[Figure dataset records]
┄┄┄┄┄┄┄┄┄┄┄┄┄┄┄┄┄┄┄┄
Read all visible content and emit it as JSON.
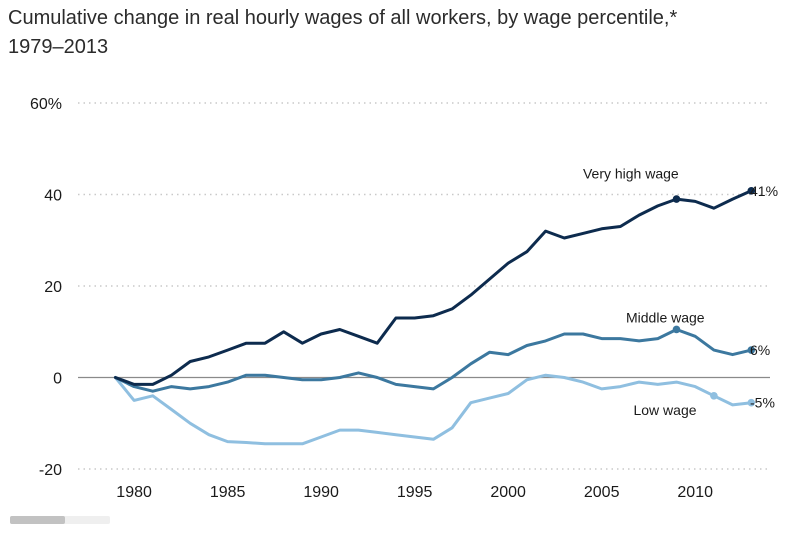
{
  "title": {
    "line1": "Cumulative change in real hourly wages of all workers, by wage percentile,*",
    "line2": "1979–2013"
  },
  "chart_data": {
    "type": "line",
    "title": "Cumulative change in real hourly wages of all workers, by wage percentile,* 1979–2013",
    "xlabel": "",
    "ylabel": "",
    "xlim": [
      1977,
      2014
    ],
    "ylim": [
      -20,
      60
    ],
    "x_ticks": [
      1980,
      1985,
      1990,
      1995,
      2000,
      2005,
      2010
    ],
    "y_ticks": [
      {
        "value": 60,
        "label": "60%"
      },
      {
        "value": 40,
        "label": "40"
      },
      {
        "value": 20,
        "label": "20"
      },
      {
        "value": 0,
        "label": "0"
      },
      {
        "value": -20,
        "label": "-20"
      }
    ],
    "grid": "horizontal-dotted",
    "x": [
      1979,
      1980,
      1981,
      1982,
      1983,
      1984,
      1985,
      1986,
      1987,
      1988,
      1989,
      1990,
      1991,
      1992,
      1993,
      1994,
      1995,
      1996,
      1997,
      1998,
      1999,
      2000,
      2001,
      2002,
      2003,
      2004,
      2005,
      2006,
      2007,
      2008,
      2009,
      2010,
      2011,
      2012,
      2013
    ],
    "series": [
      {
        "name": "Very high wage",
        "end_label": "41%",
        "color": "#0d2b4e",
        "marker_x": [
          2009,
          2013
        ],
        "values": [
          0,
          -1.5,
          -1.5,
          0.5,
          3.5,
          4.5,
          6,
          7.5,
          7.5,
          10,
          7.5,
          9.5,
          10.5,
          9,
          7.5,
          13,
          13,
          13.5,
          15,
          18,
          21.5,
          25,
          27.5,
          32,
          30.5,
          31.5,
          32.5,
          33,
          35.5,
          37.5,
          39,
          38.5,
          37,
          39,
          40.8
        ]
      },
      {
        "name": "Middle wage",
        "end_label": "6%",
        "color": "#3c789f",
        "marker_x": [
          2009,
          2013
        ],
        "values": [
          0,
          -2,
          -3,
          -2,
          -2.5,
          -2,
          -1,
          0.5,
          0.5,
          0,
          -0.5,
          -0.5,
          0,
          1,
          0,
          -1.5,
          -2,
          -2.5,
          0,
          3,
          5.5,
          5,
          7,
          8,
          9.5,
          9.5,
          8.5,
          8.5,
          8,
          8.5,
          10.5,
          9,
          6,
          5,
          6
        ]
      },
      {
        "name": "Low wage",
        "end_label": "-5%",
        "color": "#8fbfe0",
        "marker_x": [
          2011,
          2013
        ],
        "values": [
          0,
          -5,
          -4,
          -7,
          -10,
          -12.5,
          -14,
          -14.2,
          -14.5,
          -14.5,
          -14.5,
          -13,
          -11.5,
          -11.5,
          -12,
          -12.5,
          -13,
          -13.5,
          -11,
          -5.5,
          -4.5,
          -3.5,
          -0.5,
          0.5,
          0,
          -1,
          -2.5,
          -2,
          -1,
          -1.5,
          -1,
          -2,
          -4,
          -6,
          -5.5
        ]
      }
    ]
  }
}
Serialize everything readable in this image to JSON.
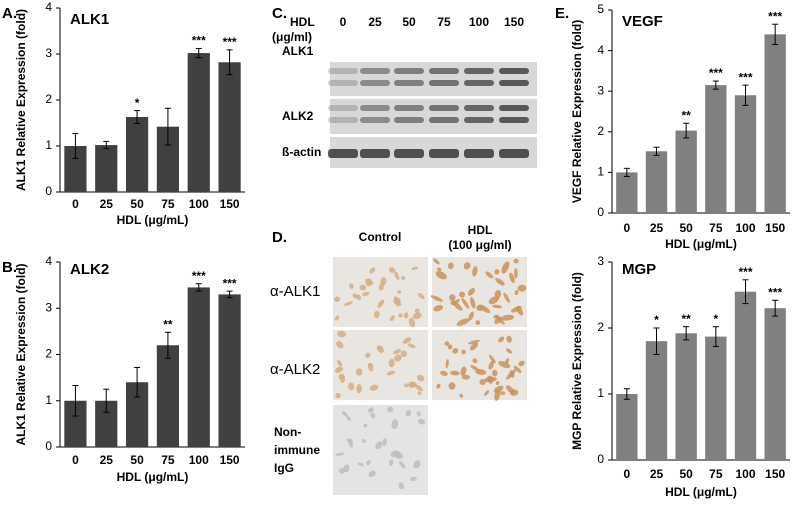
┄┄┄┄┄┄┄┄┄┄┄┄┄┄┄┄┄┄┄┄
▸ Instructions to follow
Only a number is expected here: the count of lines in the listing that hold the string "JSON".

▸ Correct output
2